* _Work to be completed_
Reproduce every one of the lines below without changing anything.

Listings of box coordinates
────────────────

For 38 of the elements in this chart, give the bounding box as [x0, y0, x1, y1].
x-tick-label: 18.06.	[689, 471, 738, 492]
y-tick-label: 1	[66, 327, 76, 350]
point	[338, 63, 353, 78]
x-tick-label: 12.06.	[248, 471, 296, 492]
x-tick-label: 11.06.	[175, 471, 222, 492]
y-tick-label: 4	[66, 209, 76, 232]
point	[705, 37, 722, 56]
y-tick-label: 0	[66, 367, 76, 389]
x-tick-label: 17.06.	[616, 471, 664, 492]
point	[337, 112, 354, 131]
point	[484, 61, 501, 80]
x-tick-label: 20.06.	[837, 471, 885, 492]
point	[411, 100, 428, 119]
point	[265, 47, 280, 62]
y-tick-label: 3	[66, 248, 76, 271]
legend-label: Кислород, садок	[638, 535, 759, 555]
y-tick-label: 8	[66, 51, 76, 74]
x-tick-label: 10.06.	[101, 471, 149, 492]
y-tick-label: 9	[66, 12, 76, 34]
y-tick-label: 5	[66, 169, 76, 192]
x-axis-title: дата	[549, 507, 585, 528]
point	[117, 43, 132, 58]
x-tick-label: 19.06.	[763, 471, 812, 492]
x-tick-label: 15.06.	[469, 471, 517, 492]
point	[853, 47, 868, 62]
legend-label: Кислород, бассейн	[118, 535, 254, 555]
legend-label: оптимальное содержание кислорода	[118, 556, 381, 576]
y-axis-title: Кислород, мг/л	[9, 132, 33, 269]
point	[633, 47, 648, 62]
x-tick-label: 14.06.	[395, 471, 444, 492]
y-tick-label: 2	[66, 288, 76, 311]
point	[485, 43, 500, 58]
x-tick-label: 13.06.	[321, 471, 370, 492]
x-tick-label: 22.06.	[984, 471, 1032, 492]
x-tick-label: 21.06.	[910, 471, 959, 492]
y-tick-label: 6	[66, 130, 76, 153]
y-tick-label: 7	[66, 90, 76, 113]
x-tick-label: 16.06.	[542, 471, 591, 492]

────────────────

* _Worked answer_
For 38 of the elements in this chart, give the bounding box as [x0, y0, x1, y1].
x-tick-label: 18.06.	[689, 471, 738, 492]
y-tick-label: 1	[66, 327, 76, 350]
point	[338, 63, 353, 78]
x-tick-label: 12.06.	[248, 471, 296, 492]
x-tick-label: 11.06.	[175, 471, 222, 492]
y-tick-label: 4	[66, 209, 76, 232]
point	[705, 37, 722, 56]
y-tick-label: 0	[66, 367, 76, 389]
x-tick-label: 17.06.	[616, 471, 664, 492]
point	[337, 112, 354, 131]
point	[484, 61, 501, 80]
x-tick-label: 20.06.	[837, 471, 885, 492]
point	[411, 100, 428, 119]
point	[265, 47, 280, 62]
y-tick-label: 3	[66, 248, 76, 271]
legend-label: Кислород, садок	[638, 535, 759, 555]
y-tick-label: 8	[66, 51, 76, 74]
x-tick-label: 10.06.	[101, 471, 149, 492]
y-tick-label: 9	[66, 12, 76, 34]
y-tick-label: 5	[66, 169, 76, 192]
x-axis-title: дата	[549, 507, 585, 528]
point	[117, 43, 132, 58]
x-tick-label: 19.06.	[763, 471, 812, 492]
x-tick-label: 15.06.	[469, 471, 517, 492]
point	[853, 47, 868, 62]
legend-label: Кислород, бассейн	[118, 535, 254, 555]
legend-label: оптимальное содержание кислорода	[118, 556, 381, 576]
y-axis-title: Кислород, мг/л	[9, 132, 33, 269]
point	[633, 47, 648, 62]
x-tick-label: 14.06.	[395, 471, 444, 492]
y-tick-label: 2	[66, 288, 76, 311]
point	[485, 43, 500, 58]
x-tick-label: 13.06.	[321, 471, 370, 492]
x-tick-label: 22.06.	[984, 471, 1032, 492]
x-tick-label: 21.06.	[910, 471, 959, 492]
y-tick-label: 6	[66, 130, 76, 153]
y-tick-label: 7	[66, 90, 76, 113]
x-tick-label: 16.06.	[542, 471, 591, 492]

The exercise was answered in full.